:: Data supplied ::

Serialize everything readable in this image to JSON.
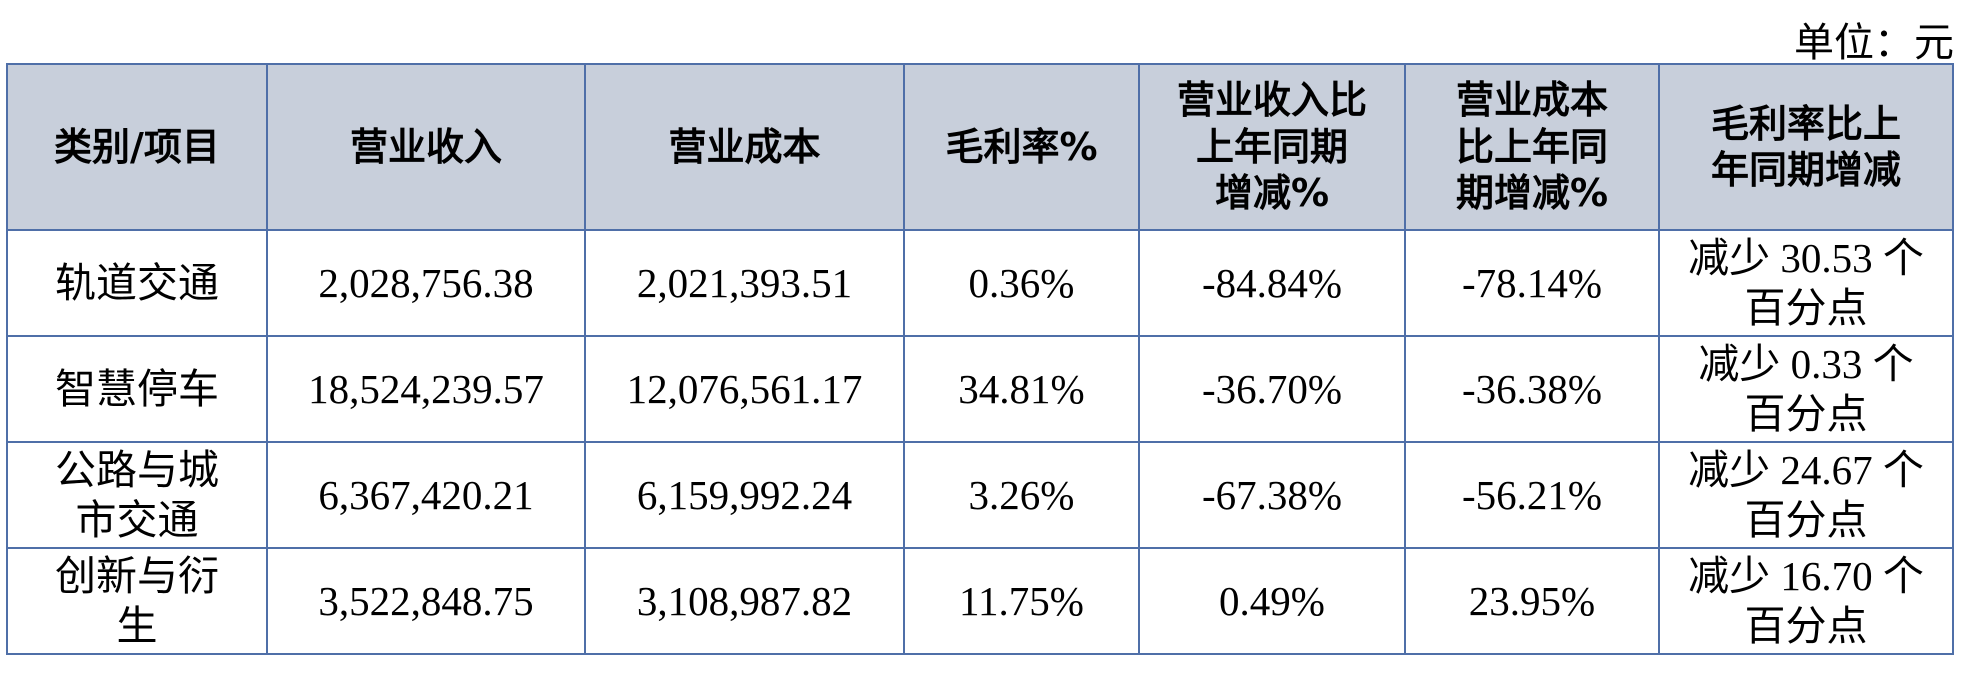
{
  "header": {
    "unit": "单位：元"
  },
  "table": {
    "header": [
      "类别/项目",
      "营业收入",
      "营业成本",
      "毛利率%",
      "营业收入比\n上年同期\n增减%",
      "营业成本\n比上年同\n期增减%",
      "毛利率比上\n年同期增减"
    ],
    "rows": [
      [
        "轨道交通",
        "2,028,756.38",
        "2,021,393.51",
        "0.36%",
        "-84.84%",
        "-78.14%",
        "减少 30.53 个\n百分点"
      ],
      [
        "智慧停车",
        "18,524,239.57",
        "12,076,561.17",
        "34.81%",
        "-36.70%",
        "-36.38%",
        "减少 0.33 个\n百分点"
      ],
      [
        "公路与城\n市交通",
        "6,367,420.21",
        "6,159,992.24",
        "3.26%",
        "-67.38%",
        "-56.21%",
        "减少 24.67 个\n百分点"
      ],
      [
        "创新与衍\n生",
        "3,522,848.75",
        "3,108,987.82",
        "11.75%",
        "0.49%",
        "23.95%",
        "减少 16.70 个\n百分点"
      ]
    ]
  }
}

:::
:: Data supplied ::

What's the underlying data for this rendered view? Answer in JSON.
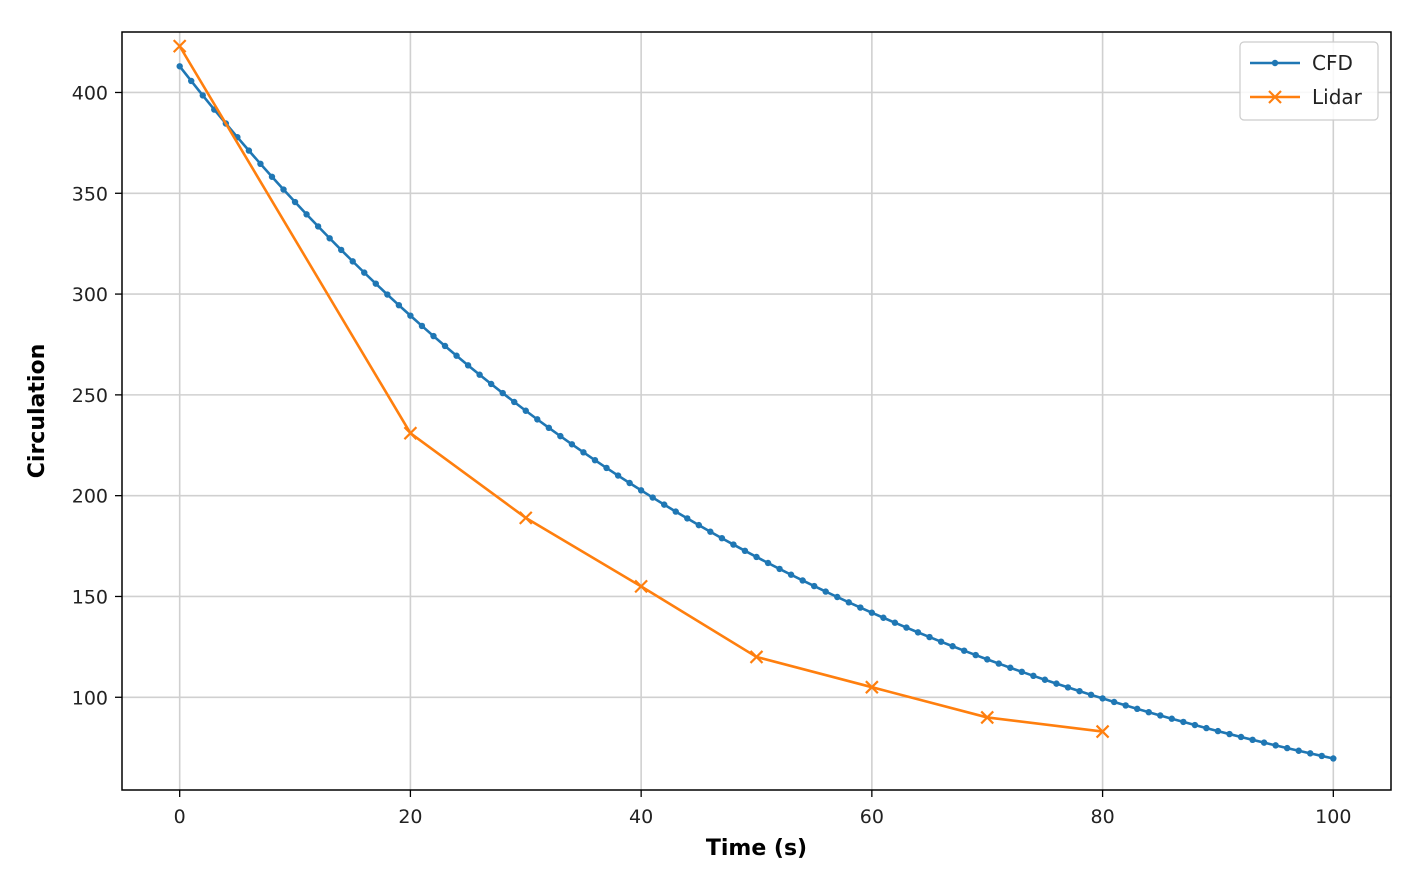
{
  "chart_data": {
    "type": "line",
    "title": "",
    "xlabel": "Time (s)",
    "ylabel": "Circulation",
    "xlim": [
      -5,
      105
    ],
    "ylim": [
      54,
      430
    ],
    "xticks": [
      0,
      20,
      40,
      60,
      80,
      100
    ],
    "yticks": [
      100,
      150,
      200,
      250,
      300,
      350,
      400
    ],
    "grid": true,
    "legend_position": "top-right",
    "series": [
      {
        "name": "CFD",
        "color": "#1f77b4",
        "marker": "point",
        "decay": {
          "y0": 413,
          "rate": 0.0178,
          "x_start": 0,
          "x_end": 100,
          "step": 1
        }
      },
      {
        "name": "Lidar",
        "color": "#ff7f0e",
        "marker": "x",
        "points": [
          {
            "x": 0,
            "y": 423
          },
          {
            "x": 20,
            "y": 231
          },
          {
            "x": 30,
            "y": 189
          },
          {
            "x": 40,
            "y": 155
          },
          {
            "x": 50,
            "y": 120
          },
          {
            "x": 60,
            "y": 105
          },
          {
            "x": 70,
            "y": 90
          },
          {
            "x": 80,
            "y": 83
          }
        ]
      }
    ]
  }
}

:::

[Task goal] From the entries, report each line that includes the word "JSON".

[Finished exercise]
Serialize everything readable in this image to JSON.
What's the underlying data for this rendered view? Answer in JSON.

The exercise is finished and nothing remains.